Report how many lines contain "first", with no other words.

— BEGIN —

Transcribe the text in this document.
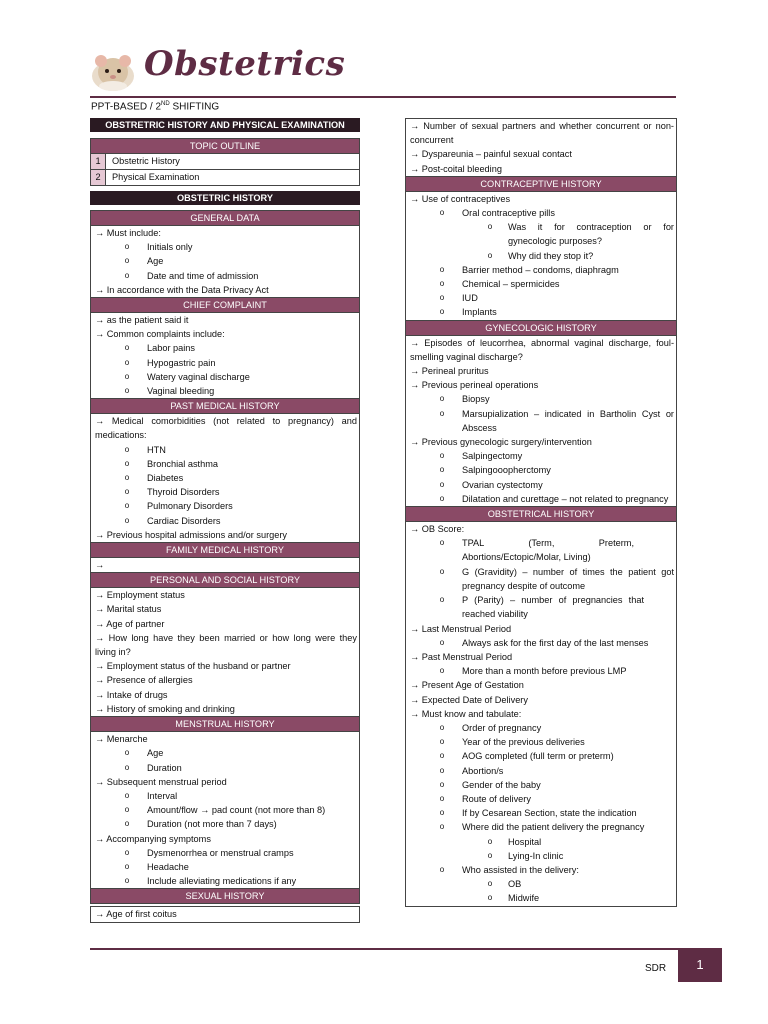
Obstetrics
PPT-BASED / 2ND SHIFTING
OBSTRETRIC HISTORY AND PHYSICAL EXAMINATION
TOPIC OUTLINE
1	Obstetric History
2	Physical Examination
OBSTETRIC HISTORY
GENERAL DATA
→ Must include:
o Initials only
o Age
o Date and time of admission
→ In accordance with the Data Privacy Act
CHIEF COMPLAINT
→ as the patient said it
→ Common complaints include:
o Labor pains
o Hypogastric pain
o Watery vaginal discharge
o Vaginal bleeding
PAST MEDICAL HISTORY
→ Medical comorbidities (not related to pregnancy) and medications:
o HTN
o Bronchial asthma
o Diabetes
o Thyroid Disorders
o Pulmonary Disorders
o Cardiac Disorders
→ Previous hospital admissions and/or surgery
FAMILY MEDICAL HISTORY
→
PERSONAL AND SOCIAL HISTORY
→ Employment status
→ Marital status
→ Age of partner
→ How long have they been married or how long were they living in?
→ Employment status of the husband or partner
→ Presence of allergies
→ Intake of drugs
→ History of smoking and drinking
MENSTRUAL HISTORY
→ Menarche
o Age
o Duration
→ Subsequent menstrual period
o Interval
o Amount/flow → pad count (not more than 8)
o Duration (not more than 7 days)
→ Accompanying symptoms
o Dysmenorrhea or menstrual cramps
o Headache
o Include alleviating medications if any
SEXUAL HISTORY
→ Age of first coitus
→ Number of sexual partners and whether concurrent or non-concurrent
→ Dyspareunia – painful sexual contact
→ Post-coital bleeding
CONTRACEPTIVE HISTORY
→ Use of contraceptives
o Oral contraceptive pills
o Was it for contraception or for gynecologic purposes?
o Why did they stop it?
o Barrier method – condoms, diaphragm
o Chemical – spermicides
o IUD
o Implants
GYNECOLOGIC HISTORY
→ Episodes of leucorrhea, abnormal vaginal discharge, foul-smelling vaginal discharge?
→ Perineal pruritus
→ Previous perineal operations
o Biopsy
o Marsupialization – indicated in Bartholin Cyst or Abscess
→ Previous gynecologic surgery/intervention
o Salpingectomy
o Salpingooopherctomy
o Ovarian cystectomy
o Dilatation and curettage – not related to pregnancy
OBSTETRICAL HISTORY
→ OB Score:
o TPAL (Term, Preterm, Abortions/Ectopic/Molar, Living)
o G (Gravidity) – number of times the patient got pregnancy despite of outcome
o P (Parity) – number of pregnancies that reached viability
→ Last Menstrual Period
o Always ask for the first day of the last menses
→ Past Menstrual Period
o More than a month before previous LMP
→ Present Age of Gestation
→ Expected Date of Delivery
→ Must know and tabulate:
o Order of pregnancy
o Year of the previous deliveries
o AOG completed (full term or preterm)
o Abortion/s
o Gender of the baby
o Route of delivery
o If by Cesarean Section, state the indication
o Where did the patient delivery the pregnancy
o Hospital
o Lying-In clinic
o Who assisted in the delivery:
o OB
o Midwife
SDR	1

— END —

ANSWER TO THIS PROBLEM – 2